Goal of the exercise: Present each line of the entries below that holds the word "H₂ZO₄".

Dataset records:
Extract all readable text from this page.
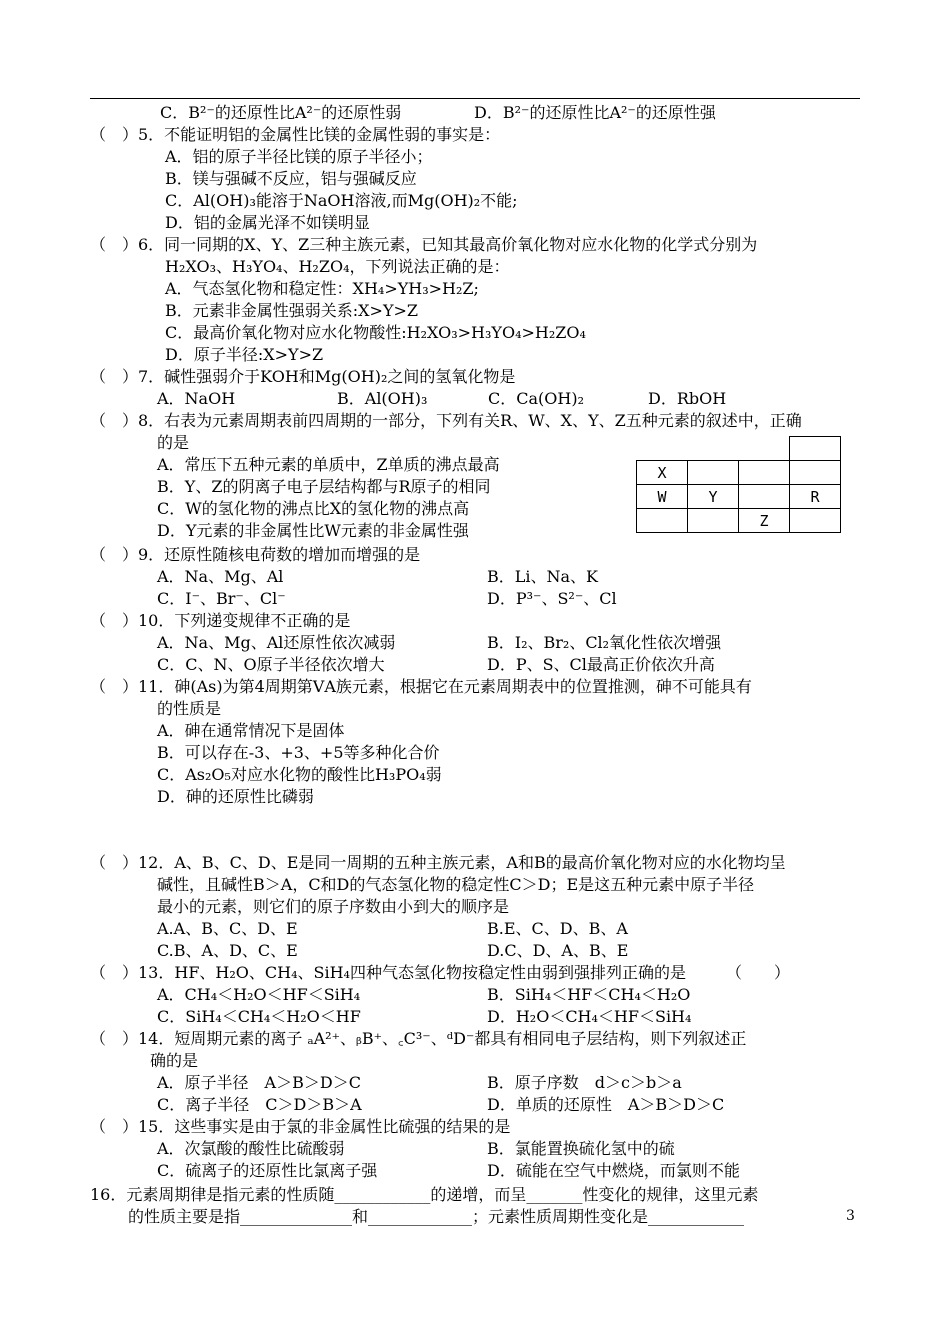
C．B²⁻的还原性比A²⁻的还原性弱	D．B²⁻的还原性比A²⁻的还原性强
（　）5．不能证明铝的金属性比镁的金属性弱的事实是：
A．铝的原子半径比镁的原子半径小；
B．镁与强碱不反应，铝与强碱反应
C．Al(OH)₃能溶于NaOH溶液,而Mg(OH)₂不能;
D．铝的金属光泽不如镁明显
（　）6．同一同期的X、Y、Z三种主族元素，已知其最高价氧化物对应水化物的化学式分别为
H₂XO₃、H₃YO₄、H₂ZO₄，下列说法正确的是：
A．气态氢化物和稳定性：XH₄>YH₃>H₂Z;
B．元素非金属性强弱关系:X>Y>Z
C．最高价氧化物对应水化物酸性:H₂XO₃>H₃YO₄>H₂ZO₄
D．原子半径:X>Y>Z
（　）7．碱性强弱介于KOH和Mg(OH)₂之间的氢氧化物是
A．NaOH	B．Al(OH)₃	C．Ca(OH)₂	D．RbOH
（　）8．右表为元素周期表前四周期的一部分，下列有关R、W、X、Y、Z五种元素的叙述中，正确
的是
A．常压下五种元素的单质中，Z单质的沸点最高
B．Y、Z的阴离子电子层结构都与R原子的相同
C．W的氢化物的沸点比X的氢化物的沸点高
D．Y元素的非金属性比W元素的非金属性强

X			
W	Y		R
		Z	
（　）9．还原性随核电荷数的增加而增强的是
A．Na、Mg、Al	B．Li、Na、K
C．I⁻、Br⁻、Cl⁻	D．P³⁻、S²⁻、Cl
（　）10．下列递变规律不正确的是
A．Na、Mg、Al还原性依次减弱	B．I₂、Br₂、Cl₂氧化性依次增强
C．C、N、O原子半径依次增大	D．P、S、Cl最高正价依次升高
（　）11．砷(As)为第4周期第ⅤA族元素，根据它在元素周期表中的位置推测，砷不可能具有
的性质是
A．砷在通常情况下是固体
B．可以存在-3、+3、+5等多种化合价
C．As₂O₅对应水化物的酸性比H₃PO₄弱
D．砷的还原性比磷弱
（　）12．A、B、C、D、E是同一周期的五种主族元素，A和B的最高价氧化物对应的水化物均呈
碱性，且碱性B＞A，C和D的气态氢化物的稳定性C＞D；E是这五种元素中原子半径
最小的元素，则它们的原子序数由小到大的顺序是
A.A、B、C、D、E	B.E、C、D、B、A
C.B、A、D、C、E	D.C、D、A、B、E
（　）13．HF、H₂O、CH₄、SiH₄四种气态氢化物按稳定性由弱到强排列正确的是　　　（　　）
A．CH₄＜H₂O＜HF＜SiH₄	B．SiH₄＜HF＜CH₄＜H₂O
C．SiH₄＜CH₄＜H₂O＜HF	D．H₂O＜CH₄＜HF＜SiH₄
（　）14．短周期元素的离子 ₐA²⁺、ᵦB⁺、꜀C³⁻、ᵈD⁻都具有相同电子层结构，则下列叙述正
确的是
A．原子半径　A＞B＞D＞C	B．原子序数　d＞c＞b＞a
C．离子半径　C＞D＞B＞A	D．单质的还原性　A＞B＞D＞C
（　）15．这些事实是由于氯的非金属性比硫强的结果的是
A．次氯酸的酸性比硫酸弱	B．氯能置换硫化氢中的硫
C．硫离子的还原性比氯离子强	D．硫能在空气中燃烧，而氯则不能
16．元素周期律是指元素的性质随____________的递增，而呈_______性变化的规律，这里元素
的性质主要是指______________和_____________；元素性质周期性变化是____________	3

Task result:
H₂XO₃、H₃YO₄、H₂ZO₄，下列说法正确的是：
C．最高价氧化物对应水化物酸性:H₂XO₃>H₃YO₄>H₂ZO₄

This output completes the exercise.